--- begin PROVIDED DATA ---

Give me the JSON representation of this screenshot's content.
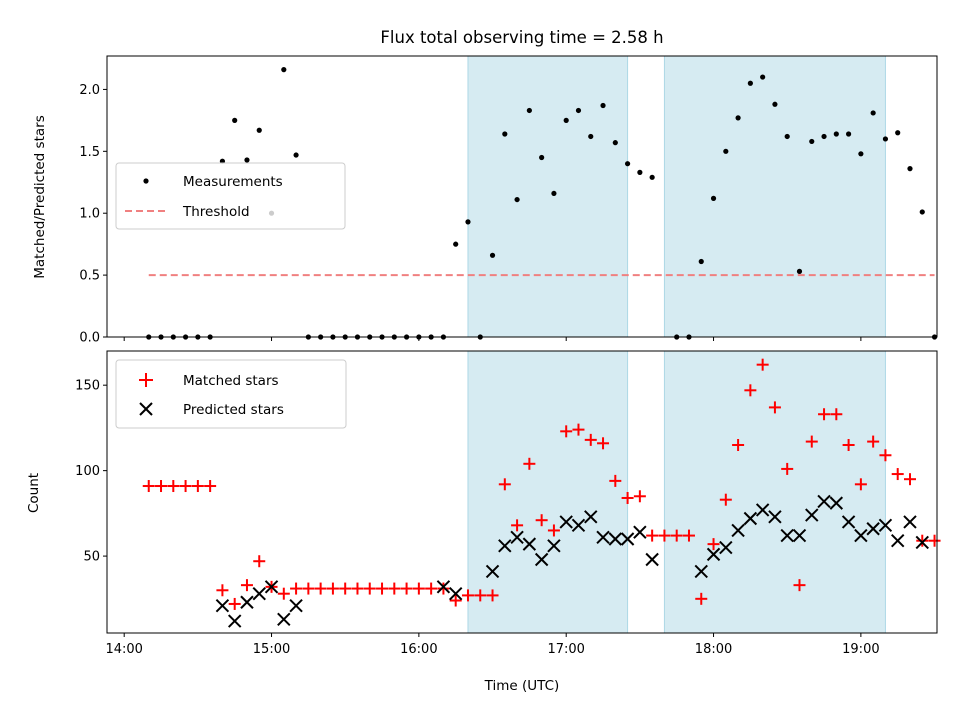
{
  "chart_data": [
    {
      "type": "scatter",
      "title": "Flux total observing time = 2.58 h",
      "xlabel": "",
      "ylabel": "Matched/Predicted stars",
      "xlim": [
        "13:53",
        "19:31"
      ],
      "ylim": [
        0,
        2.27
      ],
      "yticks": [
        0.0,
        0.5,
        1.0,
        1.5,
        2.0
      ],
      "ytick_labels": [
        "0.0",
        "0.5",
        "1.0",
        "1.5",
        "2.0"
      ],
      "xticks": [
        "14:00",
        "15:00",
        "16:00",
        "17:00",
        "18:00",
        "19:00"
      ],
      "grid": false,
      "legend_position": "center-left",
      "shaded_intervals": [
        [
          "16:20",
          "17:25"
        ],
        [
          "17:40",
          "19:10"
        ]
      ],
      "shade_color": "#add8e6",
      "series": [
        {
          "name": "Measurements",
          "kind": "scatter",
          "color": "#000000",
          "points": [
            [
              "14:10",
              0
            ],
            [
              "14:15",
              0
            ],
            [
              "14:20",
              0
            ],
            [
              "14:25",
              0
            ],
            [
              "14:30",
              0
            ],
            [
              "14:35",
              0
            ],
            [
              "14:40",
              1.42
            ],
            [
              "14:45",
              1.75
            ],
            [
              "14:50",
              1.43
            ],
            [
              "14:55",
              1.67
            ],
            [
              "15:00",
              1.0
            ],
            [
              "15:05",
              2.16
            ],
            [
              "15:10",
              1.47
            ],
            [
              "15:15",
              0
            ],
            [
              "15:20",
              0
            ],
            [
              "15:25",
              0
            ],
            [
              "15:30",
              0
            ],
            [
              "15:35",
              0
            ],
            [
              "15:40",
              0
            ],
            [
              "15:45",
              0
            ],
            [
              "15:50",
              0
            ],
            [
              "15:55",
              0
            ],
            [
              "16:00",
              0
            ],
            [
              "16:05",
              0
            ],
            [
              "16:10",
              0
            ],
            [
              "16:15",
              0.75
            ],
            [
              "16:20",
              0.93
            ],
            [
              "16:25",
              0
            ],
            [
              "16:30",
              0.66
            ],
            [
              "16:35",
              1.64
            ],
            [
              "16:40",
              1.11
            ],
            [
              "16:45",
              1.83
            ],
            [
              "16:50",
              1.45
            ],
            [
              "16:55",
              1.16
            ],
            [
              "17:00",
              1.75
            ],
            [
              "17:05",
              1.83
            ],
            [
              "17:10",
              1.62
            ],
            [
              "17:15",
              1.87
            ],
            [
              "17:20",
              1.57
            ],
            [
              "17:25",
              1.4
            ],
            [
              "17:30",
              1.33
            ],
            [
              "17:35",
              1.29
            ],
            [
              "17:45",
              0
            ],
            [
              "17:50",
              0
            ],
            [
              "17:55",
              0.61
            ],
            [
              "18:00",
              1.12
            ],
            [
              "18:05",
              1.5
            ],
            [
              "18:10",
              1.77
            ],
            [
              "18:15",
              2.05
            ],
            [
              "18:20",
              2.1
            ],
            [
              "18:25",
              1.88
            ],
            [
              "18:30",
              1.62
            ],
            [
              "18:35",
              0.53
            ],
            [
              "18:40",
              1.58
            ],
            [
              "18:45",
              1.62
            ],
            [
              "18:50",
              1.64
            ],
            [
              "18:55",
              1.64
            ],
            [
              "19:00",
              1.48
            ],
            [
              "19:05",
              1.81
            ],
            [
              "19:10",
              1.6
            ],
            [
              "19:15",
              1.65
            ],
            [
              "19:20",
              1.36
            ],
            [
              "19:25",
              1.01
            ],
            [
              "19:30",
              0
            ]
          ]
        },
        {
          "name": "Threshold",
          "kind": "dashed-line",
          "color": "#f08080",
          "points": [
            [
              "14:10",
              0.5
            ],
            [
              "19:30",
              0.5
            ]
          ]
        }
      ]
    },
    {
      "type": "scatter",
      "title": "",
      "xlabel": "Time (UTC)",
      "ylabel": "Count",
      "xlim": [
        "13:53",
        "19:31"
      ],
      "ylim": [
        5,
        170
      ],
      "yticks": [
        50,
        100,
        150
      ],
      "ytick_labels": [
        "50",
        "100",
        "150"
      ],
      "xticks": [
        "14:00",
        "15:00",
        "16:00",
        "17:00",
        "18:00",
        "19:00"
      ],
      "xtick_labels": [
        "14:00",
        "15:00",
        "16:00",
        "17:00",
        "18:00",
        "19:00"
      ],
      "grid": false,
      "legend_position": "top-left",
      "shaded_intervals": [
        [
          "16:20",
          "17:25"
        ],
        [
          "17:40",
          "19:10"
        ]
      ],
      "shade_color": "#add8e6",
      "series": [
        {
          "name": "Matched stars",
          "kind": "plus",
          "color": "#ff0000",
          "points": [
            [
              "14:10",
              91
            ],
            [
              "14:15",
              91
            ],
            [
              "14:20",
              91
            ],
            [
              "14:25",
              91
            ],
            [
              "14:30",
              91
            ],
            [
              "14:35",
              91
            ],
            [
              "14:40",
              30
            ],
            [
              "14:45",
              22
            ],
            [
              "14:50",
              33
            ],
            [
              "14:55",
              47
            ],
            [
              "15:00",
              32
            ],
            [
              "15:05",
              28
            ],
            [
              "15:10",
              31
            ],
            [
              "15:15",
              31
            ],
            [
              "15:20",
              31
            ],
            [
              "15:25",
              31
            ],
            [
              "15:30",
              31
            ],
            [
              "15:35",
              31
            ],
            [
              "15:40",
              31
            ],
            [
              "15:45",
              31
            ],
            [
              "15:50",
              31
            ],
            [
              "15:55",
              31
            ],
            [
              "16:00",
              31
            ],
            [
              "16:05",
              31
            ],
            [
              "16:10",
              31
            ],
            [
              "16:15",
              24
            ],
            [
              "16:20",
              27
            ],
            [
              "16:25",
              27
            ],
            [
              "16:30",
              27
            ],
            [
              "16:35",
              92
            ],
            [
              "16:40",
              68
            ],
            [
              "16:45",
              104
            ],
            [
              "16:50",
              71
            ],
            [
              "16:55",
              65
            ],
            [
              "17:00",
              123
            ],
            [
              "17:05",
              124
            ],
            [
              "17:10",
              118
            ],
            [
              "17:15",
              116
            ],
            [
              "17:20",
              94
            ],
            [
              "17:25",
              84
            ],
            [
              "17:30",
              85
            ],
            [
              "17:35",
              62
            ],
            [
              "17:40",
              62
            ],
            [
              "17:45",
              62
            ],
            [
              "17:50",
              62
            ],
            [
              "17:55",
              25
            ],
            [
              "18:00",
              57
            ],
            [
              "18:05",
              83
            ],
            [
              "18:10",
              115
            ],
            [
              "18:15",
              147
            ],
            [
              "18:20",
              162
            ],
            [
              "18:25",
              137
            ],
            [
              "18:30",
              101
            ],
            [
              "18:35",
              33
            ],
            [
              "18:40",
              117
            ],
            [
              "18:45",
              133
            ],
            [
              "18:50",
              133
            ],
            [
              "18:55",
              115
            ],
            [
              "19:00",
              92
            ],
            [
              "19:05",
              117
            ],
            [
              "19:10",
              109
            ],
            [
              "19:15",
              98
            ],
            [
              "19:20",
              95
            ],
            [
              "19:25",
              59
            ],
            [
              "19:30",
              59
            ]
          ]
        },
        {
          "name": "Predicted stars",
          "kind": "x",
          "color": "#000000",
          "points": [
            [
              "14:40",
              21
            ],
            [
              "14:45",
              12
            ],
            [
              "14:50",
              23
            ],
            [
              "14:55",
              28
            ],
            [
              "15:00",
              32
            ],
            [
              "15:05",
              13
            ],
            [
              "15:10",
              21
            ],
            [
              "16:10",
              32
            ],
            [
              "16:15",
              28
            ],
            [
              "16:30",
              41
            ],
            [
              "16:35",
              56
            ],
            [
              "16:40",
              61
            ],
            [
              "16:45",
              57
            ],
            [
              "16:50",
              48
            ],
            [
              "16:55",
              56
            ],
            [
              "17:00",
              70
            ],
            [
              "17:05",
              68
            ],
            [
              "17:10",
              73
            ],
            [
              "17:15",
              61
            ],
            [
              "17:20",
              60
            ],
            [
              "17:25",
              60
            ],
            [
              "17:30",
              64
            ],
            [
              "17:35",
              48
            ],
            [
              "17:55",
              41
            ],
            [
              "18:00",
              51
            ],
            [
              "18:05",
              55
            ],
            [
              "18:10",
              65
            ],
            [
              "18:15",
              72
            ],
            [
              "18:20",
              77
            ],
            [
              "18:25",
              73
            ],
            [
              "18:30",
              62
            ],
            [
              "18:35",
              62
            ],
            [
              "18:40",
              74
            ],
            [
              "18:45",
              82
            ],
            [
              "18:50",
              81
            ],
            [
              "18:55",
              70
            ],
            [
              "19:00",
              62
            ],
            [
              "19:05",
              66
            ],
            [
              "19:10",
              68
            ],
            [
              "19:15",
              59
            ],
            [
              "19:20",
              70
            ],
            [
              "19:25",
              58
            ]
          ]
        }
      ]
    }
  ]
}
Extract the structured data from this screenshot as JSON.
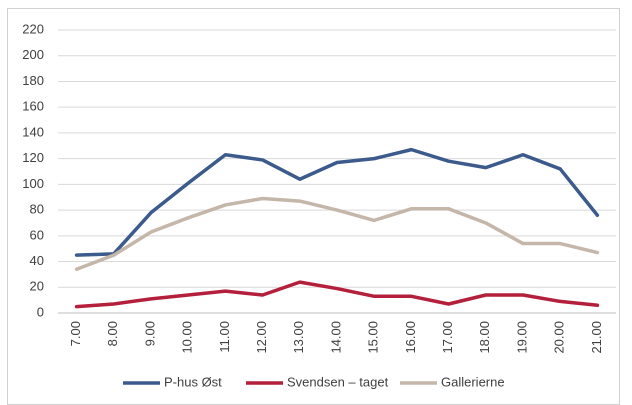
{
  "chart_data": {
    "type": "line",
    "categories": [
      "7.00",
      "8.00",
      "9.00",
      "10.00",
      "11.00",
      "12.00",
      "13.00",
      "14.00",
      "15.00",
      "16.00",
      "17.00",
      "18.00",
      "19.00",
      "20.00",
      "21.00"
    ],
    "series": [
      {
        "name": "P-hus Øst",
        "color": "#3c5a8c",
        "values": [
          45,
          46,
          78,
          101,
          123,
          119,
          104,
          117,
          120,
          127,
          118,
          113,
          123,
          112,
          76
        ]
      },
      {
        "name": "Svendsen – taget",
        "color": "#b4203c",
        "values": [
          5,
          7,
          11,
          14,
          17,
          14,
          24,
          19,
          13,
          13,
          7,
          14,
          14,
          9,
          6
        ]
      },
      {
        "name": "Gallerierne",
        "color": "#c5b6aa",
        "values": [
          34,
          45,
          63,
          74,
          84,
          89,
          87,
          80,
          72,
          81,
          81,
          70,
          54,
          54,
          47
        ]
      }
    ],
    "ylim": [
      0,
      220
    ],
    "yticks": [
      0,
      20,
      40,
      60,
      80,
      100,
      120,
      140,
      160,
      180,
      200,
      220
    ],
    "grid": true,
    "legend": "bottom"
  }
}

--- end PROVIDED DATA ---

# AIM OF THE EXERCISE
Count the lines in the records above that contain the word "name", and give only that number.

# RESULT FOR THIS EXERCISE
7